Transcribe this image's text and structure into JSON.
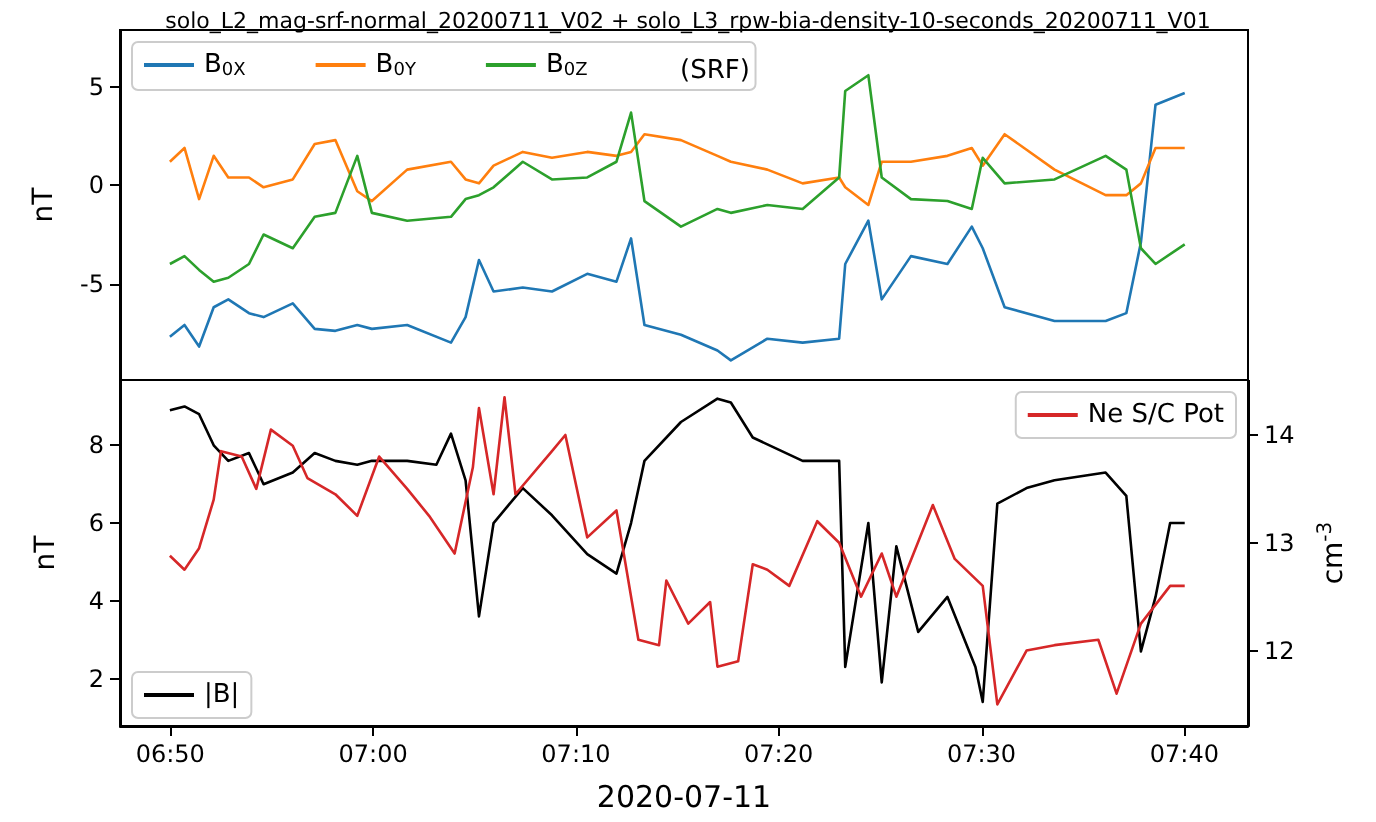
{
  "chart_data": [
    {
      "type": "line",
      "title": "solo_L2_mag-srf-normal_20200711_V02 + solo_L3_rpw-bia-density-10-seconds_20200711_V01",
      "ylabel": "nT",
      "legend_title": "(SRF)",
      "legend": "top left",
      "grid": false,
      "tick_labels": "y",
      "x": [
        6.833,
        6.845,
        6.857,
        6.869,
        6.881,
        6.898,
        6.91,
        6.934,
        6.952,
        6.969,
        6.987,
        6.999,
        7.028,
        7.064,
        7.076,
        7.087,
        7.099,
        7.123,
        7.147,
        7.176,
        7.2,
        7.212,
        7.223,
        7.253,
        7.283,
        7.294,
        7.324,
        7.353,
        7.383,
        7.388,
        7.407,
        7.418,
        7.442,
        7.472,
        7.492,
        7.501,
        7.519,
        7.56,
        7.602,
        7.619,
        7.631,
        7.643,
        7.667
      ],
      "xlim": [
        6.792,
        7.719
      ],
      "xticks": [
        {
          "value": 6.8333,
          "label": null
        },
        {
          "value": 7,
          "label": null
        },
        {
          "value": 7.1667,
          "label": null
        },
        {
          "value": 7.3333,
          "label": null
        },
        {
          "value": 7.5,
          "label": null
        },
        {
          "value": 7.6667,
          "label": null
        }
      ],
      "ylim": [
        -9.9,
        7.9
      ],
      "yticks": [
        -5,
        0,
        5
      ],
      "series": [
        {
          "name": "B$_{0X}$",
          "color": "#1f77b4",
          "values": [
            -7.7,
            -7.1,
            -8.2,
            -6.2,
            -5.8,
            -6.5,
            -6.7,
            -6.0,
            -7.3,
            -7.4,
            -7.1,
            -7.3,
            -7.1,
            -8.0,
            -6.7,
            -3.8,
            -5.4,
            -5.2,
            -5.4,
            -4.5,
            -4.9,
            -2.7,
            -7.1,
            -7.6,
            -8.4,
            -8.9,
            -7.8,
            -8.0,
            -7.8,
            -4.0,
            -1.8,
            -5.8,
            -3.6,
            -4.0,
            -2.1,
            -3.2,
            -6.2,
            -6.9,
            -6.9,
            -6.5,
            -2.9,
            4.1,
            4.7
          ]
        },
        {
          "name": "B$_{0Y}$",
          "color": "#ff7f0e",
          "values": [
            1.2,
            1.9,
            -0.7,
            1.5,
            0.4,
            0.4,
            -0.1,
            0.3,
            2.1,
            2.3,
            -0.3,
            -0.8,
            0.8,
            1.2,
            0.3,
            0.1,
            1.0,
            1.7,
            1.4,
            1.7,
            1.5,
            1.7,
            2.6,
            2.3,
            1.5,
            1.2,
            0.8,
            0.1,
            0.4,
            -0.1,
            -1.0,
            1.2,
            1.2,
            1.5,
            1.9,
            1.0,
            2.6,
            0.8,
            -0.5,
            -0.5,
            0.1,
            1.9,
            1.9
          ]
        },
        {
          "name": "B$_{0Z}$",
          "color": "#2ca02c",
          "values": [
            -4.0,
            -3.6,
            -4.3,
            -4.9,
            -4.7,
            -4.0,
            -2.5,
            -3.2,
            -1.6,
            -1.4,
            1.5,
            -1.4,
            -1.8,
            -1.6,
            -0.7,
            -0.5,
            -0.1,
            1.2,
            0.3,
            0.4,
            1.2,
            3.7,
            -0.8,
            -2.1,
            -1.2,
            -1.4,
            -1.0,
            -1.2,
            0.4,
            4.8,
            5.6,
            0.4,
            -0.7,
            -0.8,
            -1.2,
            1.4,
            0.1,
            0.3,
            1.5,
            0.8,
            -3.2,
            -4.0,
            -3.0
          ]
        }
      ]
    },
    {
      "type": "line",
      "xlabel": "2020-07-11",
      "ylabel": "nT",
      "y2label": "cm$^{-3}$",
      "legend": [
        "bottom left",
        "top right"
      ],
      "grid": false,
      "xlim": [
        6.792,
        7.719
      ],
      "xticks": [
        {
          "value": 6.8333,
          "label": "06:50"
        },
        {
          "value": 7,
          "label": "07:00"
        },
        {
          "value": 7.1667,
          "label": "07:10"
        },
        {
          "value": 7.3333,
          "label": "07:20"
        },
        {
          "value": 7.5,
          "label": "07:30"
        },
        {
          "value": 7.6667,
          "label": "07:40"
        }
      ],
      "ylim": [
        0.78,
        9.68
      ],
      "yticks": [
        2,
        4,
        6,
        8
      ],
      "y2lim": [
        11.3,
        14.51
      ],
      "y2ticks": [
        12,
        13,
        14
      ],
      "series": [
        {
          "name": "|B|",
          "color": "#000000",
          "x": [
            6.833,
            6.845,
            6.857,
            6.869,
            6.881,
            6.898,
            6.91,
            6.934,
            6.952,
            6.969,
            6.987,
            6.999,
            7.028,
            7.052,
            7.064,
            7.076,
            7.087,
            7.099,
            7.123,
            7.147,
            7.176,
            7.2,
            7.212,
            7.223,
            7.253,
            7.283,
            7.294,
            7.312,
            7.353,
            7.383,
            7.388,
            7.407,
            7.418,
            7.43,
            7.448,
            7.472,
            7.495,
            7.501,
            7.513,
            7.537,
            7.56,
            7.602,
            7.619,
            7.631,
            7.643,
            7.655,
            7.667
          ],
          "values": [
            8.9,
            9.0,
            8.8,
            8.0,
            7.6,
            7.8,
            7.0,
            7.3,
            7.8,
            7.6,
            7.5,
            7.6,
            7.6,
            7.5,
            8.3,
            7.1,
            3.6,
            6.0,
            6.9,
            6.2,
            5.2,
            4.7,
            6.0,
            7.6,
            8.6,
            9.2,
            9.1,
            8.2,
            7.6,
            7.6,
            2.3,
            6.0,
            1.9,
            5.4,
            3.2,
            4.1,
            2.3,
            1.4,
            6.5,
            6.9,
            7.1,
            7.3,
            6.7,
            2.7,
            4.1,
            6.0,
            6.0
          ]
        },
        {
          "name": "Ne S/C Pot",
          "color": "#d62728",
          "axis": "y2",
          "x": [
            6.833,
            6.845,
            6.857,
            6.869,
            6.875,
            6.892,
            6.904,
            6.916,
            6.934,
            6.946,
            6.969,
            6.987,
            7.005,
            7.028,
            7.046,
            7.067,
            7.082,
            7.087,
            7.099,
            7.108,
            7.117,
            7.147,
            7.158,
            7.176,
            7.2,
            7.218,
            7.235,
            7.241,
            7.259,
            7.277,
            7.283,
            7.3,
            7.312,
            7.324,
            7.342,
            7.365,
            7.383,
            7.401,
            7.418,
            7.43,
            7.46,
            7.478,
            7.501,
            7.513,
            7.537,
            7.56,
            7.596,
            7.611,
            7.631,
            7.655,
            7.667
          ],
          "values": [
            12.88,
            12.75,
            12.95,
            13.4,
            13.85,
            13.8,
            13.5,
            14.05,
            13.9,
            13.6,
            13.45,
            13.25,
            13.8,
            13.5,
            13.25,
            12.9,
            13.7,
            14.25,
            13.45,
            14.35,
            13.45,
            13.85,
            14.0,
            13.05,
            13.3,
            12.1,
            12.05,
            12.65,
            12.25,
            12.45,
            11.85,
            11.9,
            12.8,
            12.75,
            12.6,
            13.2,
            13.0,
            12.5,
            12.9,
            12.5,
            13.35,
            12.85,
            12.6,
            11.5,
            12.0,
            12.05,
            12.1,
            11.6,
            12.25,
            12.6,
            12.6
          ]
        }
      ]
    }
  ]
}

***

The request: Return all of the data exactly as written, and drop the pictures.

Output for this exercise:
Transcribe this image's text and structure into JSON.
{
  "chart_data": [
    {
      "type": "line",
      "title": "solo_L2_mag-srf-normal_20200711_V02 + solo_L3_rpw-bia-density-10-seconds_20200711_V01",
      "ylabel": "nT",
      "legend_title": "(SRF)",
      "legend": "top left",
      "grid": false,
      "tick_labels": "y",
      "x": [
        6.833,
        6.845,
        6.857,
        6.869,
        6.881,
        6.898,
        6.91,
        6.934,
        6.952,
        6.969,
        6.987,
        6.999,
        7.028,
        7.064,
        7.076,
        7.087,
        7.099,
        7.123,
        7.147,
        7.176,
        7.2,
        7.212,
        7.223,
        7.253,
        7.283,
        7.294,
        7.324,
        7.353,
        7.383,
        7.388,
        7.407,
        7.418,
        7.442,
        7.472,
        7.492,
        7.501,
        7.519,
        7.56,
        7.602,
        7.619,
        7.631,
        7.643,
        7.667
      ],
      "xlim": [
        6.792,
        7.719
      ],
      "xticks": [
        {
          "value": 6.8333,
          "label": null
        },
        {
          "value": 7,
          "label": null
        },
        {
          "value": 7.1667,
          "label": null
        },
        {
          "value": 7.3333,
          "label": null
        },
        {
          "value": 7.5,
          "label": null
        },
        {
          "value": 7.6667,
          "label": null
        }
      ],
      "ylim": [
        -9.9,
        7.9
      ],
      "yticks": [
        -5,
        0,
        5
      ],
      "series": [
        {
          "name": "B$_{0X}$",
          "color": "#1f77b4",
          "values": [
            -7.7,
            -7.1,
            -8.2,
            -6.2,
            -5.8,
            -6.5,
            -6.7,
            -6.0,
            -7.3,
            -7.4,
            -7.1,
            -7.3,
            -7.1,
            -8.0,
            -6.7,
            -3.8,
            -5.4,
            -5.2,
            -5.4,
            -4.5,
            -4.9,
            -2.7,
            -7.1,
            -7.6,
            -8.4,
            -8.9,
            -7.8,
            -8.0,
            -7.8,
            -4.0,
            -1.8,
            -5.8,
            -3.6,
            -4.0,
            -2.1,
            -3.2,
            -6.2,
            -6.9,
            -6.9,
            -6.5,
            -2.9,
            4.1,
            4.7
          ]
        },
        {
          "name": "B$_{0Y}$",
          "color": "#ff7f0e",
          "values": [
            1.2,
            1.9,
            -0.7,
            1.5,
            0.4,
            0.4,
            -0.1,
            0.3,
            2.1,
            2.3,
            -0.3,
            -0.8,
            0.8,
            1.2,
            0.3,
            0.1,
            1.0,
            1.7,
            1.4,
            1.7,
            1.5,
            1.7,
            2.6,
            2.3,
            1.5,
            1.2,
            0.8,
            0.1,
            0.4,
            -0.1,
            -1.0,
            1.2,
            1.2,
            1.5,
            1.9,
            1.0,
            2.6,
            0.8,
            -0.5,
            -0.5,
            0.1,
            1.9,
            1.9
          ]
        },
        {
          "name": "B$_{0Z}$",
          "color": "#2ca02c",
          "values": [
            -4.0,
            -3.6,
            -4.3,
            -4.9,
            -4.7,
            -4.0,
            -2.5,
            -3.2,
            -1.6,
            -1.4,
            1.5,
            -1.4,
            -1.8,
            -1.6,
            -0.7,
            -0.5,
            -0.1,
            1.2,
            0.3,
            0.4,
            1.2,
            3.7,
            -0.8,
            -2.1,
            -1.2,
            -1.4,
            -1.0,
            -1.2,
            0.4,
            4.8,
            5.6,
            0.4,
            -0.7,
            -0.8,
            -1.2,
            1.4,
            0.1,
            0.3,
            1.5,
            0.8,
            -3.2,
            -4.0,
            -3.0
          ]
        }
      ]
    },
    {
      "type": "line",
      "xlabel": "2020-07-11",
      "ylabel": "nT",
      "y2label": "cm$^{-3}$",
      "legend": [
        "bottom left",
        "top right"
      ],
      "grid": false,
      "xlim": [
        6.792,
        7.719
      ],
      "xticks": [
        {
          "value": 6.8333,
          "label": "06:50"
        },
        {
          "value": 7,
          "label": "07:00"
        },
        {
          "value": 7.1667,
          "label": "07:10"
        },
        {
          "value": 7.3333,
          "label": "07:20"
        },
        {
          "value": 7.5,
          "label": "07:30"
        },
        {
          "value": 7.6667,
          "label": "07:40"
        }
      ],
      "ylim": [
        0.78,
        9.68
      ],
      "yticks": [
        2,
        4,
        6,
        8
      ],
      "y2lim": [
        11.3,
        14.51
      ],
      "y2ticks": [
        12,
        13,
        14
      ],
      "series": [
        {
          "name": "|B|",
          "color": "#000000",
          "x": [
            6.833,
            6.845,
            6.857,
            6.869,
            6.881,
            6.898,
            6.91,
            6.934,
            6.952,
            6.969,
            6.987,
            6.999,
            7.028,
            7.052,
            7.064,
            7.076,
            7.087,
            7.099,
            7.123,
            7.147,
            7.176,
            7.2,
            7.212,
            7.223,
            7.253,
            7.283,
            7.294,
            7.312,
            7.353,
            7.383,
            7.388,
            7.407,
            7.418,
            7.43,
            7.448,
            7.472,
            7.495,
            7.501,
            7.513,
            7.537,
            7.56,
            7.602,
            7.619,
            7.631,
            7.643,
            7.655,
            7.667
          ],
          "values": [
            8.9,
            9.0,
            8.8,
            8.0,
            7.6,
            7.8,
            7.0,
            7.3,
            7.8,
            7.6,
            7.5,
            7.6,
            7.6,
            7.5,
            8.3,
            7.1,
            3.6,
            6.0,
            6.9,
            6.2,
            5.2,
            4.7,
            6.0,
            7.6,
            8.6,
            9.2,
            9.1,
            8.2,
            7.6,
            7.6,
            2.3,
            6.0,
            1.9,
            5.4,
            3.2,
            4.1,
            2.3,
            1.4,
            6.5,
            6.9,
            7.1,
            7.3,
            6.7,
            2.7,
            4.1,
            6.0,
            6.0
          ]
        },
        {
          "name": "Ne S/C Pot",
          "color": "#d62728",
          "axis": "y2",
          "x": [
            6.833,
            6.845,
            6.857,
            6.869,
            6.875,
            6.892,
            6.904,
            6.916,
            6.934,
            6.946,
            6.969,
            6.987,
            7.005,
            7.028,
            7.046,
            7.067,
            7.082,
            7.087,
            7.099,
            7.108,
            7.117,
            7.147,
            7.158,
            7.176,
            7.2,
            7.218,
            7.235,
            7.241,
            7.259,
            7.277,
            7.283,
            7.3,
            7.312,
            7.324,
            7.342,
            7.365,
            7.383,
            7.401,
            7.418,
            7.43,
            7.46,
            7.478,
            7.501,
            7.513,
            7.537,
            7.56,
            7.596,
            7.611,
            7.631,
            7.655,
            7.667
          ],
          "values": [
            12.88,
            12.75,
            12.95,
            13.4,
            13.85,
            13.8,
            13.5,
            14.05,
            13.9,
            13.6,
            13.45,
            13.25,
            13.8,
            13.5,
            13.25,
            12.9,
            13.7,
            14.25,
            13.45,
            14.35,
            13.45,
            13.85,
            14.0,
            13.05,
            13.3,
            12.1,
            12.05,
            12.65,
            12.25,
            12.45,
            11.85,
            11.9,
            12.8,
            12.75,
            12.6,
            13.2,
            13.0,
            12.5,
            12.9,
            12.5,
            13.35,
            12.85,
            12.6,
            11.5,
            12.0,
            12.05,
            12.1,
            11.6,
            12.25,
            12.6,
            12.6
          ]
        }
      ]
    }
  ]
}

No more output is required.